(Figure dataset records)

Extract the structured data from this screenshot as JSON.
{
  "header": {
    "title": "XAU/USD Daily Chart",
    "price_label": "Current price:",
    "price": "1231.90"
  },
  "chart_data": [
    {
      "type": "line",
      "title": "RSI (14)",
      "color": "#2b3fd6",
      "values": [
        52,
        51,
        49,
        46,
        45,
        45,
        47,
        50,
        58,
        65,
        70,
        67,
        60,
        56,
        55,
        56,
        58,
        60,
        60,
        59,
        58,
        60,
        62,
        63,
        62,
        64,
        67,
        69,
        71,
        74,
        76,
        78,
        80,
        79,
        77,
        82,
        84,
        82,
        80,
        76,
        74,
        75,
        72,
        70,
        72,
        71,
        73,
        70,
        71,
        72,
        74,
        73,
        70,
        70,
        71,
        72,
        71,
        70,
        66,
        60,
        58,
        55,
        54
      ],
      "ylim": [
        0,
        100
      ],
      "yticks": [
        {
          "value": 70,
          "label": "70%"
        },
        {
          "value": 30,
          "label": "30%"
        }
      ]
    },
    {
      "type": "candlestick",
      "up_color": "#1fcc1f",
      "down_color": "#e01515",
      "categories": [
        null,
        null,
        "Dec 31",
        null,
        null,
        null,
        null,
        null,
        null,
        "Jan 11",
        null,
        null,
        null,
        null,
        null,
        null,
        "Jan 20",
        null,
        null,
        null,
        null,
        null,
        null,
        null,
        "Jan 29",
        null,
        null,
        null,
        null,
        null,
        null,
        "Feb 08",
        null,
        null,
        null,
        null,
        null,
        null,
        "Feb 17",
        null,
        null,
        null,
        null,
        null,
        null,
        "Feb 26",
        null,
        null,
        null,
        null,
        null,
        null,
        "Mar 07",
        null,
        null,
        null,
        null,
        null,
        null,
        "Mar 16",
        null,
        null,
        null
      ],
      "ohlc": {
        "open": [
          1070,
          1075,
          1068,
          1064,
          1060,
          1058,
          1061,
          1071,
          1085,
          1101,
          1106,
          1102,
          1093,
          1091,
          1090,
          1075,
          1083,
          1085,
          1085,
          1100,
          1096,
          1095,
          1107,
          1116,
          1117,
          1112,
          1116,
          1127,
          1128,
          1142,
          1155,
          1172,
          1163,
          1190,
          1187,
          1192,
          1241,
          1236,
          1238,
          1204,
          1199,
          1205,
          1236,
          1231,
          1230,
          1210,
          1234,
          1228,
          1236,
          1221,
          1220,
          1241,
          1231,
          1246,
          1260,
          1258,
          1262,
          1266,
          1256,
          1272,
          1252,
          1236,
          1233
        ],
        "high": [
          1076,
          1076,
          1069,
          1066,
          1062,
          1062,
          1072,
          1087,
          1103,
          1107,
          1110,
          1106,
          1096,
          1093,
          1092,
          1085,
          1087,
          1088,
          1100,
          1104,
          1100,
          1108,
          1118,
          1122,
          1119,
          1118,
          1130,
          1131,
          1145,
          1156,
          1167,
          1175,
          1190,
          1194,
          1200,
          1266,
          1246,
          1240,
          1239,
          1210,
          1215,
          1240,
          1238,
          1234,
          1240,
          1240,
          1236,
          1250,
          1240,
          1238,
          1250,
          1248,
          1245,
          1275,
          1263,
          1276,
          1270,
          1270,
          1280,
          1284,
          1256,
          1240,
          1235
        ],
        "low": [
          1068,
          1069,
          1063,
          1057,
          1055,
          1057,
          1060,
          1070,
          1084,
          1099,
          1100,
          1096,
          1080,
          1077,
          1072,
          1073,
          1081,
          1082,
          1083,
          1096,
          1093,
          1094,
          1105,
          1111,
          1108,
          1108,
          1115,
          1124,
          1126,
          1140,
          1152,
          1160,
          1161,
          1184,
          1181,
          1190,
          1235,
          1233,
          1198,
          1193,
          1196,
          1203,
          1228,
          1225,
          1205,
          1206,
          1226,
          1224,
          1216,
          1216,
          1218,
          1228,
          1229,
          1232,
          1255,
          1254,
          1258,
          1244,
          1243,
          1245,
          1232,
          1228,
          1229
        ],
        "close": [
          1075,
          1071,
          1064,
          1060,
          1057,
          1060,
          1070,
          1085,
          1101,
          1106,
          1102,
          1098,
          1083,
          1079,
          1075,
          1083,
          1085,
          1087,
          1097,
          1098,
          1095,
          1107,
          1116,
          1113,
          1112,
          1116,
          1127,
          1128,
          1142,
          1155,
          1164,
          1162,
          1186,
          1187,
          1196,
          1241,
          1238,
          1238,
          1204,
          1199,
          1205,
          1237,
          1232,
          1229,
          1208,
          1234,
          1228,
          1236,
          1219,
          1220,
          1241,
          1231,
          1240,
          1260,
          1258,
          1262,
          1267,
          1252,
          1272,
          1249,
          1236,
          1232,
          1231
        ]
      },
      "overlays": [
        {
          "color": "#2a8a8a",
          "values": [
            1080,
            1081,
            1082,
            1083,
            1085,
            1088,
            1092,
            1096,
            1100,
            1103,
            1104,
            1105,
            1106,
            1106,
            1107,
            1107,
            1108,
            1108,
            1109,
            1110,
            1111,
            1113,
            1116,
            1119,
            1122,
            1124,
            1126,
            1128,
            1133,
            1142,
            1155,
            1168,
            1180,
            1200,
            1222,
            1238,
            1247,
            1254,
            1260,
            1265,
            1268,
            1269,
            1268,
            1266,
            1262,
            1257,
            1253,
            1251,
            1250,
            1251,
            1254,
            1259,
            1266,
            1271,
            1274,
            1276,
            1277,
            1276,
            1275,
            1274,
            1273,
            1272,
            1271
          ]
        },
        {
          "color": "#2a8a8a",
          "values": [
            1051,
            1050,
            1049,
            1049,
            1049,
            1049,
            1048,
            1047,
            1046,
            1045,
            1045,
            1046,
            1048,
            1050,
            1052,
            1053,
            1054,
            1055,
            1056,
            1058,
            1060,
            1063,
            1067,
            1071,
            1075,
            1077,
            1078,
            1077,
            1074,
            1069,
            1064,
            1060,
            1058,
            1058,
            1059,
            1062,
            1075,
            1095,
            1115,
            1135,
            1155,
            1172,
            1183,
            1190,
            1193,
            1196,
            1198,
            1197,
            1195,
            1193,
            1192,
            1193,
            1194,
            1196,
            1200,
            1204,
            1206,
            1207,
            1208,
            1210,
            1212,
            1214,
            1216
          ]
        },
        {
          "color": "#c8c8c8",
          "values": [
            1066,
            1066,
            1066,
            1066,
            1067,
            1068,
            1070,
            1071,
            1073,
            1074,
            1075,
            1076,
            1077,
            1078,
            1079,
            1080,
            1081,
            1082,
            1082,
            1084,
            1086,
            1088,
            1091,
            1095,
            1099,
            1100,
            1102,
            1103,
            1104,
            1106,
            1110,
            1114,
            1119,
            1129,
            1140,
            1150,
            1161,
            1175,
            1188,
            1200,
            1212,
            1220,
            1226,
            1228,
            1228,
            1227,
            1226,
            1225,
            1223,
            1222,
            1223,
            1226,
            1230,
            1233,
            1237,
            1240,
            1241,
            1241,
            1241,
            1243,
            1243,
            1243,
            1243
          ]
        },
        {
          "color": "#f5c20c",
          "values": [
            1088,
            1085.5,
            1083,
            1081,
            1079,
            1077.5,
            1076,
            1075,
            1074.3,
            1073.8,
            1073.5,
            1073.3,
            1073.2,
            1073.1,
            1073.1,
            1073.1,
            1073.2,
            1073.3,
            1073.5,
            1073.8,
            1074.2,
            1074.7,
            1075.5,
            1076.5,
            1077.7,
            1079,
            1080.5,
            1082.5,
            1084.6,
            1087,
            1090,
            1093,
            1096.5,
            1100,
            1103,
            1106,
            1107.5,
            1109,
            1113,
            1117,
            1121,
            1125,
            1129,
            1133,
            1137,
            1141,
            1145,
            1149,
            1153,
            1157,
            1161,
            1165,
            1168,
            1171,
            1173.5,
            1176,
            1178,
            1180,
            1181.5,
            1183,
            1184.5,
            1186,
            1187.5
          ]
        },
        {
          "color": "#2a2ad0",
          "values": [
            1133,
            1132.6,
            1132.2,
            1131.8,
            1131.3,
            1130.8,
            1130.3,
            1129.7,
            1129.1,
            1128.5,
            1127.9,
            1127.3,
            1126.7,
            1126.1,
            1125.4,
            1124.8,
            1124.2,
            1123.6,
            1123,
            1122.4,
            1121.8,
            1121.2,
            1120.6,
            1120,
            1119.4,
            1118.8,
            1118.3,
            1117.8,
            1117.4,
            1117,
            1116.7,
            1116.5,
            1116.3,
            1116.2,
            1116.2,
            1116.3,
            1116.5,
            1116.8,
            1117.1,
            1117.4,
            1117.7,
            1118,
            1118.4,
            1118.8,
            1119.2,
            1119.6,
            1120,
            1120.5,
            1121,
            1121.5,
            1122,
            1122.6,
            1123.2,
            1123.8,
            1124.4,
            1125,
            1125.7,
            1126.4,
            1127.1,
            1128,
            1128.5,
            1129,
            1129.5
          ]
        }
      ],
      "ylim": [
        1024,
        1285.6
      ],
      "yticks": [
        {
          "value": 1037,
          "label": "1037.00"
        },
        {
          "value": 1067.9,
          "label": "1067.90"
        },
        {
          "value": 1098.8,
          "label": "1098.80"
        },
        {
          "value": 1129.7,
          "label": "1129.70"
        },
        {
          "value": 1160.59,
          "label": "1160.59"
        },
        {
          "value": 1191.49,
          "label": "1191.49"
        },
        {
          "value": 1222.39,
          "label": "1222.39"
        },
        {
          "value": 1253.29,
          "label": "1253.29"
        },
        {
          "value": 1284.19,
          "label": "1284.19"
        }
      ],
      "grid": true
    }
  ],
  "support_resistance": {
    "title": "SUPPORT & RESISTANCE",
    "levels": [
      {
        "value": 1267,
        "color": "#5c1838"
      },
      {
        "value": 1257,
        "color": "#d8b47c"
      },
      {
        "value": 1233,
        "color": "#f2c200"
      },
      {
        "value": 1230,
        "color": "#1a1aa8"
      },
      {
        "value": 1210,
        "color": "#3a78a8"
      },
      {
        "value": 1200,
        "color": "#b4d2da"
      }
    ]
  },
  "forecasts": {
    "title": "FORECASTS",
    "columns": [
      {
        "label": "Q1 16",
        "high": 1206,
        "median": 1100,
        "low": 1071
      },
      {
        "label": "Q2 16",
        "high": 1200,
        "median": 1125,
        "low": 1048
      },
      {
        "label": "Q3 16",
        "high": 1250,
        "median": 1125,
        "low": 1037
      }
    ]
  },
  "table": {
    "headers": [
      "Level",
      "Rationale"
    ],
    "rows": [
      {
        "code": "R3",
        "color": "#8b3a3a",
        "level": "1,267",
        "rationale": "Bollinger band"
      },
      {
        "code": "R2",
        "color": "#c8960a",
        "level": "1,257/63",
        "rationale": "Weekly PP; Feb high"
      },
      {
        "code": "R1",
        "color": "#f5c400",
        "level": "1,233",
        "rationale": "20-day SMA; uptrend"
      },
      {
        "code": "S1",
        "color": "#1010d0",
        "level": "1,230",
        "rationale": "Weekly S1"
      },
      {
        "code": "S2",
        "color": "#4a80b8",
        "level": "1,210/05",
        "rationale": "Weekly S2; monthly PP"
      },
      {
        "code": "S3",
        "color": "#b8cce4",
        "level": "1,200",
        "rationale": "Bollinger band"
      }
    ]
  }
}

**Exercise details**
Copy out every line where the word "Weekly" occurs.

**Task result**
        "rationale": "Weekly PP; Feb high"
        "rationale": "Weekly S1"
        "rationale": "Weekly S2; monthly PP"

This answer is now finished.